[Dataset excerpts]
◇ ◇ ◇ ◇
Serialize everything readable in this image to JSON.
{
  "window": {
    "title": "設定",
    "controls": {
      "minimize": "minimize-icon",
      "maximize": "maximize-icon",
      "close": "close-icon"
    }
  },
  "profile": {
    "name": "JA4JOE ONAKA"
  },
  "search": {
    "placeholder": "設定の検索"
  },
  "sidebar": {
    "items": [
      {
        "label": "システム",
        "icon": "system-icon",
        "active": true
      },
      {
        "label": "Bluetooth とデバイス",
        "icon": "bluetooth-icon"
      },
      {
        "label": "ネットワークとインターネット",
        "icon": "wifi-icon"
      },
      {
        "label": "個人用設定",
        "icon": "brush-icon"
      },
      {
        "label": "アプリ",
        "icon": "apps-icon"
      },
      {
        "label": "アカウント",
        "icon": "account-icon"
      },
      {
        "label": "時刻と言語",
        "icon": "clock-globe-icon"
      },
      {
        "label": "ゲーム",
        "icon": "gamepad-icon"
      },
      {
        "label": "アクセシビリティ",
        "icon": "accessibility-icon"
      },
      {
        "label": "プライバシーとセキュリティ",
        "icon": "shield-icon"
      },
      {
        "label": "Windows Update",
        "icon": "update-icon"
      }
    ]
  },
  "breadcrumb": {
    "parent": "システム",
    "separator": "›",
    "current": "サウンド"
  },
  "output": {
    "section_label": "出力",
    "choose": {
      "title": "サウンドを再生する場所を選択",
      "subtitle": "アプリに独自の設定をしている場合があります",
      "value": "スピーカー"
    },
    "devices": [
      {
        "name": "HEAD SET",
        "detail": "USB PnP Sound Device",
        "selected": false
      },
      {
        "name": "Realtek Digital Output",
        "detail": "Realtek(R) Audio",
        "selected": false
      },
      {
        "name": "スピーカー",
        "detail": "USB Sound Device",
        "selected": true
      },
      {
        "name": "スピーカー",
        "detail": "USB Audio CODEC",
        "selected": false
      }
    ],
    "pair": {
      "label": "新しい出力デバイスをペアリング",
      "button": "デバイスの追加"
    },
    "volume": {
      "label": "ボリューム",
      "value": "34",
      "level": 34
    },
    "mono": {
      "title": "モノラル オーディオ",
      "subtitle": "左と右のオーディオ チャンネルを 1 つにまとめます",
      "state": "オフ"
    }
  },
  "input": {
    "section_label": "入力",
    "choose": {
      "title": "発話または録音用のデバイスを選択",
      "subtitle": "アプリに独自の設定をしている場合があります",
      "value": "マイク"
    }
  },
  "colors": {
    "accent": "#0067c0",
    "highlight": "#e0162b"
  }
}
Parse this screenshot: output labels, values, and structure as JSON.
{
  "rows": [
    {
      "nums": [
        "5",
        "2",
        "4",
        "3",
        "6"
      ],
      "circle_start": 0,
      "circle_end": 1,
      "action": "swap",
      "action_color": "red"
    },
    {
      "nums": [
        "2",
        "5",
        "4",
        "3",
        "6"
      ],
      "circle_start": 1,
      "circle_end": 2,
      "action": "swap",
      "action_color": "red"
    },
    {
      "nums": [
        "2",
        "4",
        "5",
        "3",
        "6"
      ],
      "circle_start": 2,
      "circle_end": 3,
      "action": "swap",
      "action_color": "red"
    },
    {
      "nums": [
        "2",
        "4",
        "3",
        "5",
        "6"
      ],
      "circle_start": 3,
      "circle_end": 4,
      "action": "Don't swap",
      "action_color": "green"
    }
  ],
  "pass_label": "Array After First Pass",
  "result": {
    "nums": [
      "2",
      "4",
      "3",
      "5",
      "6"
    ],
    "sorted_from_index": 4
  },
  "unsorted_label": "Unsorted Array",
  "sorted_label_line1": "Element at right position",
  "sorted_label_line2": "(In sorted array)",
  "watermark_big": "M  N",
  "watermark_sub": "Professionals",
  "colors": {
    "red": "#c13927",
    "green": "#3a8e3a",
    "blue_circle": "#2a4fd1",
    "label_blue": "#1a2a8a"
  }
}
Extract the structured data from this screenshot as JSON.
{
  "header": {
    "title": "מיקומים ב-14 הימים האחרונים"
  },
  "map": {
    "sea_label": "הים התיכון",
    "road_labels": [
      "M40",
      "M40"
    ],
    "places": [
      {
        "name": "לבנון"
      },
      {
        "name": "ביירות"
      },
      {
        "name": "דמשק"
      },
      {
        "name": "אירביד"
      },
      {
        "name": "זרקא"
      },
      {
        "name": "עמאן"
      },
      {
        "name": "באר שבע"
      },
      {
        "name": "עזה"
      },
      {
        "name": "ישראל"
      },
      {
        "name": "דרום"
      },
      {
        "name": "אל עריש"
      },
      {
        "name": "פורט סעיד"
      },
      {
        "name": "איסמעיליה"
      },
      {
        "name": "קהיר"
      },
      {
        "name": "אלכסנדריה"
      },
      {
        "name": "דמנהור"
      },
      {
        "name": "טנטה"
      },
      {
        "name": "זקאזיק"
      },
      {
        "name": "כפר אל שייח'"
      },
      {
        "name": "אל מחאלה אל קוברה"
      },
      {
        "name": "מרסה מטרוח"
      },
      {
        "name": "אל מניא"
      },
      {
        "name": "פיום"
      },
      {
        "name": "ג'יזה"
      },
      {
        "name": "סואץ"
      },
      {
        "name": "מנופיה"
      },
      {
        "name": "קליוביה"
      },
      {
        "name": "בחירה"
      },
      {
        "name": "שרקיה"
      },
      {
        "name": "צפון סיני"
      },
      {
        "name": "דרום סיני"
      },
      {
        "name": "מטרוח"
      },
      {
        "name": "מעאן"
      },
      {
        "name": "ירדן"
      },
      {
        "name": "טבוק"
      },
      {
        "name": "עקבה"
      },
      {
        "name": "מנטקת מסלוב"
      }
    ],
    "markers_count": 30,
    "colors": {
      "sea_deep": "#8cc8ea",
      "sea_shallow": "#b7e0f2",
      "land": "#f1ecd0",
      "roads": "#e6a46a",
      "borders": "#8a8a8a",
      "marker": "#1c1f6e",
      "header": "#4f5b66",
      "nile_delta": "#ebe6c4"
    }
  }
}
◇ ◇ ◇ ◇
### AIM OF THE TASK
Where a line of the data holds "Realtek", show that line.

### EXERCISE SOLUTION
        "name": "Realtek Digital Output",
        "detail": "Realtek(R) Audio",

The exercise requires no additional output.